+++ GIVEN RECORDS

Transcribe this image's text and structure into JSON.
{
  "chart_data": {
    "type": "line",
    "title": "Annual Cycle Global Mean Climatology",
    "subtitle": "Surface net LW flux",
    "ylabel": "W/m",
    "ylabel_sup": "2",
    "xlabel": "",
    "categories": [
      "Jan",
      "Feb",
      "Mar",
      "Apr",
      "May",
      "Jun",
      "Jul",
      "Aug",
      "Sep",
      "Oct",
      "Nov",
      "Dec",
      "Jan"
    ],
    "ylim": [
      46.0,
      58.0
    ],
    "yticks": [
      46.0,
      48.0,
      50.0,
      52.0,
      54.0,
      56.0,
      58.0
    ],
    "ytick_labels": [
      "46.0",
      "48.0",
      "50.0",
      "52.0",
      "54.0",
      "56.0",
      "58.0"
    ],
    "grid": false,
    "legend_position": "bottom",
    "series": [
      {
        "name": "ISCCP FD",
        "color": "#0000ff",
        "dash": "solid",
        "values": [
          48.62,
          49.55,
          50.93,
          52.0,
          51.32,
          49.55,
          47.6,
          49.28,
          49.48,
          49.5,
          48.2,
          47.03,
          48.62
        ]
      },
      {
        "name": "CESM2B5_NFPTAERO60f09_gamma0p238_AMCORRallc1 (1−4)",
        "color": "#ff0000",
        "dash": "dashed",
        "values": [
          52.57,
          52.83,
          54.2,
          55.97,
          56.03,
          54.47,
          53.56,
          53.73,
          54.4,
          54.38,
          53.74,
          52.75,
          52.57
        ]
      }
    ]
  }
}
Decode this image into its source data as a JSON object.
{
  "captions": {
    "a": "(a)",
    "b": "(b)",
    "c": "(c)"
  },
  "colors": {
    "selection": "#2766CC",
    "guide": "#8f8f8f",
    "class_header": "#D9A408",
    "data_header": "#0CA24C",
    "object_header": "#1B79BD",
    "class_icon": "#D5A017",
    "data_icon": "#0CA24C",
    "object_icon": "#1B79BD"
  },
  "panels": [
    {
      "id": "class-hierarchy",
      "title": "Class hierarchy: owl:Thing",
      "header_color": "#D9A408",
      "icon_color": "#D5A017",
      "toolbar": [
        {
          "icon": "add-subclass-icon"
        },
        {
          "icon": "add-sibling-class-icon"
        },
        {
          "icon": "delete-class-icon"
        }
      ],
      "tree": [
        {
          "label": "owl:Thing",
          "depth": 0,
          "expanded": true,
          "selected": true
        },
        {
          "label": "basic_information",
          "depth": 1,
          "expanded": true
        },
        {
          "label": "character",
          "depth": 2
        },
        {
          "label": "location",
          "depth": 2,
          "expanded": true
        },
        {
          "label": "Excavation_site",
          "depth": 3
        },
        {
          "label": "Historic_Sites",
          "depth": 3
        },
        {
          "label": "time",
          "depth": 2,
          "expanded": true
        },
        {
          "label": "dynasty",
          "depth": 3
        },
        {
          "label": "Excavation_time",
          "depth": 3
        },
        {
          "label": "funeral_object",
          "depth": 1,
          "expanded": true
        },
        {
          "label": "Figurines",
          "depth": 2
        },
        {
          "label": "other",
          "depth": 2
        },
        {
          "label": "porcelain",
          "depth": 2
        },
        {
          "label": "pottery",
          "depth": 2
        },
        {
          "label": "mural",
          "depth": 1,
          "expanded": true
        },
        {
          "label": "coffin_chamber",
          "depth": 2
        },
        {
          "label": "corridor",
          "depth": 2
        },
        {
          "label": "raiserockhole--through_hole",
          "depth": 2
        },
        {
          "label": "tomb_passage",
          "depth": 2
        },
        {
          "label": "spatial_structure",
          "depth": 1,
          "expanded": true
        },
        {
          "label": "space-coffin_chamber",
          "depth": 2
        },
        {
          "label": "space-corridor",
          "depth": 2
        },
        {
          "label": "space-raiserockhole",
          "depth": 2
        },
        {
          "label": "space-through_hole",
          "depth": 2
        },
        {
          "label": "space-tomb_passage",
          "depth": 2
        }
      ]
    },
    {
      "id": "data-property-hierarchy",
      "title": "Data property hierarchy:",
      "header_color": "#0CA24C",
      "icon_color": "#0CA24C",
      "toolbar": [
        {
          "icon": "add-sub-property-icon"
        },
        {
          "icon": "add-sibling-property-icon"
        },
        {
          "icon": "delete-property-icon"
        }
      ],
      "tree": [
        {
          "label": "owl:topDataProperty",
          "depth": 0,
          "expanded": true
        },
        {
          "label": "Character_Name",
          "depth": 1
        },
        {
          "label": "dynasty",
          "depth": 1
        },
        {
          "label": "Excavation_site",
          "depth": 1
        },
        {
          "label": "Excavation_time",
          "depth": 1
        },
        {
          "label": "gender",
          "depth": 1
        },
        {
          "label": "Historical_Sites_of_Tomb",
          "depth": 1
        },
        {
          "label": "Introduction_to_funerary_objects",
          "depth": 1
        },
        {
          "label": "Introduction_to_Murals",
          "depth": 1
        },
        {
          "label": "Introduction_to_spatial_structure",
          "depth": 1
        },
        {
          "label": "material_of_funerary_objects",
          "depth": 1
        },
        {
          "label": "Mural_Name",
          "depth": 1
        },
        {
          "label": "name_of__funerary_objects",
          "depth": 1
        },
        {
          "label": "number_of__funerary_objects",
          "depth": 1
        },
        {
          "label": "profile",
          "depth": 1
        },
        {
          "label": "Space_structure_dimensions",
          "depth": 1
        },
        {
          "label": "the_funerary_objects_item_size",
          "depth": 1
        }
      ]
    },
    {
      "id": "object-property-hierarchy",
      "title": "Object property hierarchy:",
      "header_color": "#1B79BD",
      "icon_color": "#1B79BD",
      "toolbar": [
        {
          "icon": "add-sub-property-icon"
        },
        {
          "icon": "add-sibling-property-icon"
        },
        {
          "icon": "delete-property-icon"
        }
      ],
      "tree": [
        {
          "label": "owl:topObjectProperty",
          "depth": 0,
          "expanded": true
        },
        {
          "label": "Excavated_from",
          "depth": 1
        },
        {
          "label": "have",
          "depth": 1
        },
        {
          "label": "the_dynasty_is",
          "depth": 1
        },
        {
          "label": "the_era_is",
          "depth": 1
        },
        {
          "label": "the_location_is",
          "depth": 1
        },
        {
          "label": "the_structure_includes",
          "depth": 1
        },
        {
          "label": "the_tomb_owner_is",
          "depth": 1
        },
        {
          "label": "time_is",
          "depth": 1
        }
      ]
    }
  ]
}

++++++

WHAT THE EXERCISE ASKS: Look through the data above. Each line containing the word "hierarchy" needs to be copied.

ANSWER TO THIS EXERCISE:
      "id": "class-hierarchy",
      "title": "Class hierarchy: owl:Thing",
      "id": "data-property-hierarchy",
      "title": "Data property hierarchy:",
      "id": "object-property-hierarchy",
      "title": "Object property hierarchy:",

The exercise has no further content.